## SHORT TASK
Check every line for the word "tenemos" and state how many lines have it. Reply with the number alone.
** start of DATA ENTRIES **
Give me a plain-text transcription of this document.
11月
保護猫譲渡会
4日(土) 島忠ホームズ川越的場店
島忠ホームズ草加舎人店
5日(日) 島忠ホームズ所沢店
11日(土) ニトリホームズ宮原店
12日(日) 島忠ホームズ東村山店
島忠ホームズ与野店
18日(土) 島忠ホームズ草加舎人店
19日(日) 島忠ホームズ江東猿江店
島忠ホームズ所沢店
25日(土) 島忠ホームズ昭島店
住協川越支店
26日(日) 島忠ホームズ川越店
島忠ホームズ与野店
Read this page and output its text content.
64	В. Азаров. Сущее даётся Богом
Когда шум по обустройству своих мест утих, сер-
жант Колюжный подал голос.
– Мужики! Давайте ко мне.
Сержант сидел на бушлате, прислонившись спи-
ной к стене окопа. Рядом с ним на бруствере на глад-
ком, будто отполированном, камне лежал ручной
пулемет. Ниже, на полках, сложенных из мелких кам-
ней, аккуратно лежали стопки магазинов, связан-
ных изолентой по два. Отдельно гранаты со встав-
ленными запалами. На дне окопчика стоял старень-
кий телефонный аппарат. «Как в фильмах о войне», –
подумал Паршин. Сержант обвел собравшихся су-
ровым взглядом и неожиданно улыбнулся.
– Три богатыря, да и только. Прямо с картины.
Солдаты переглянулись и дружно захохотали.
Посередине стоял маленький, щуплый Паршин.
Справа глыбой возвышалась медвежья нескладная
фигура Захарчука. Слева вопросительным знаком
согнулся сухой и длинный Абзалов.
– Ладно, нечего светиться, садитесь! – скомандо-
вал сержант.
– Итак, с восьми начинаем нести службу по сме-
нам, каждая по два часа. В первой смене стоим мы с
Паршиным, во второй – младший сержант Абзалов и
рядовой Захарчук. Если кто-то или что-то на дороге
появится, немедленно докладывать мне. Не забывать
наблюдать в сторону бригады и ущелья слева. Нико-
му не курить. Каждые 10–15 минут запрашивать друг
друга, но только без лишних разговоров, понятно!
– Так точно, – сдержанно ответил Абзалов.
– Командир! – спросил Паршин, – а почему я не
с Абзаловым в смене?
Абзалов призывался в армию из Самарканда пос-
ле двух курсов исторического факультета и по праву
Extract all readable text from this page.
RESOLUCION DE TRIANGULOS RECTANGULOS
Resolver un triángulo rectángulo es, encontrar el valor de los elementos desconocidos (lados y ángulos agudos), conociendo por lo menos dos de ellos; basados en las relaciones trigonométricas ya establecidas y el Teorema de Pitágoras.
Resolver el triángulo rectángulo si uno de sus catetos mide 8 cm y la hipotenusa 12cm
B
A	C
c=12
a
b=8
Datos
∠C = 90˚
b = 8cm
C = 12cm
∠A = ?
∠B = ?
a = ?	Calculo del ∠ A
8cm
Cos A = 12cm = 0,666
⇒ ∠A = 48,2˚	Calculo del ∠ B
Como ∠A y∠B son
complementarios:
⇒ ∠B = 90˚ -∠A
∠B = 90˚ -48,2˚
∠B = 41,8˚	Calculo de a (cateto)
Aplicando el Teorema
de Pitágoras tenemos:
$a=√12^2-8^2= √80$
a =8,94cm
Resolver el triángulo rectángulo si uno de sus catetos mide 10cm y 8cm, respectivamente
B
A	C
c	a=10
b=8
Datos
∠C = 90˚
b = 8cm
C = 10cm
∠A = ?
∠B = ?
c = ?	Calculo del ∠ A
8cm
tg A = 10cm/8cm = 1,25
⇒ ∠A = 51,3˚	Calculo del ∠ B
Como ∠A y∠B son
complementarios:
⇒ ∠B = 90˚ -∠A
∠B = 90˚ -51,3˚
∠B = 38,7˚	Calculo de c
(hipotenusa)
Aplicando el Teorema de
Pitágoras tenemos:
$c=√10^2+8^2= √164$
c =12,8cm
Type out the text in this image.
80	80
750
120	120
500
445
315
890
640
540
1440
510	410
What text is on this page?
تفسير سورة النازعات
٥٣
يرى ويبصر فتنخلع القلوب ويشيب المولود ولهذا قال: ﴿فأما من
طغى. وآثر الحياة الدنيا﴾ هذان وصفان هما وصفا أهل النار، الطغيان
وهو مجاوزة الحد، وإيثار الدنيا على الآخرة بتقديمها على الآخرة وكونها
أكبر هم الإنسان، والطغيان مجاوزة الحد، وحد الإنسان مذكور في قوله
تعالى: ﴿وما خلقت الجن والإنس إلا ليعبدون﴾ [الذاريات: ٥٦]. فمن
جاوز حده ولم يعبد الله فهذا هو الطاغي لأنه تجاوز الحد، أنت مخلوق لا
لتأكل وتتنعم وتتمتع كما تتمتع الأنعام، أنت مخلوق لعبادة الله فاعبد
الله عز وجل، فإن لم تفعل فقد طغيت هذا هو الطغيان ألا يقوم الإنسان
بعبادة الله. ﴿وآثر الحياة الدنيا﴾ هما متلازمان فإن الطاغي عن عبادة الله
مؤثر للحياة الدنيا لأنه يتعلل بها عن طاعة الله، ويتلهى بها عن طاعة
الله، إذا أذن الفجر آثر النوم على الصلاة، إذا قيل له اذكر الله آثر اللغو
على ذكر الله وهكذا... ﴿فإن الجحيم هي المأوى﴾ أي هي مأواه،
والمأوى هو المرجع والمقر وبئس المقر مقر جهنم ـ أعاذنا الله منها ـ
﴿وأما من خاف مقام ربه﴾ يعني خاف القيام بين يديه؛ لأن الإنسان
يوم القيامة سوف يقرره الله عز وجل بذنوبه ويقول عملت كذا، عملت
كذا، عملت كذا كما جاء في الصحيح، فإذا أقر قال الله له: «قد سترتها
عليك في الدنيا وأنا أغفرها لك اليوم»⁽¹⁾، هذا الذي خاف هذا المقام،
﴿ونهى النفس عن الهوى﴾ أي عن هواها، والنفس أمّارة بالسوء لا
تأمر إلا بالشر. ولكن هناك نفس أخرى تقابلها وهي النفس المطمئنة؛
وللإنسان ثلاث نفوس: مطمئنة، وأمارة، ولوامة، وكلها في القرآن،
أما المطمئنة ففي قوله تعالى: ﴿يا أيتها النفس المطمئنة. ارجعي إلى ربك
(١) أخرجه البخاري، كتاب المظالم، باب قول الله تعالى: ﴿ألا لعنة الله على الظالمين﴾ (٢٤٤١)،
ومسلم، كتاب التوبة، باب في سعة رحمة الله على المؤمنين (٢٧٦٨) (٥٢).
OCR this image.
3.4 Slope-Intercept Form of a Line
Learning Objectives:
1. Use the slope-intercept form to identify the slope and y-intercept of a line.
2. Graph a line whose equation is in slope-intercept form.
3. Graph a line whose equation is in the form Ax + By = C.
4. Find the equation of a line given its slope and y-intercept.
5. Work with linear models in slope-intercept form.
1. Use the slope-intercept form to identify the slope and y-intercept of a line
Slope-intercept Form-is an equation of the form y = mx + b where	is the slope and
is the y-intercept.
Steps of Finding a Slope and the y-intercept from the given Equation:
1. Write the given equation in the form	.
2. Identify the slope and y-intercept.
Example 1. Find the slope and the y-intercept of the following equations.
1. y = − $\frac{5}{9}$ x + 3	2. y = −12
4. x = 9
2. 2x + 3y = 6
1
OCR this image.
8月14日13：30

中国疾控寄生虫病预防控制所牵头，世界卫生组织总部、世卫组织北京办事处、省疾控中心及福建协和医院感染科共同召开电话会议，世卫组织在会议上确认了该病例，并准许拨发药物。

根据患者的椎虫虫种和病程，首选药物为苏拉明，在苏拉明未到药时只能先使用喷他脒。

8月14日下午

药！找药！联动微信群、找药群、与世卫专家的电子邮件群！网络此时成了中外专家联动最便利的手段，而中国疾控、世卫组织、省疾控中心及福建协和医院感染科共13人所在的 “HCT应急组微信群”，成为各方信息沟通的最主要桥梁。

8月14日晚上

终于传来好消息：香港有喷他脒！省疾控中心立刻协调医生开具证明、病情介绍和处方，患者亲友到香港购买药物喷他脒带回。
** end of DATA ENTRIES **
## FULL OUTPUT
2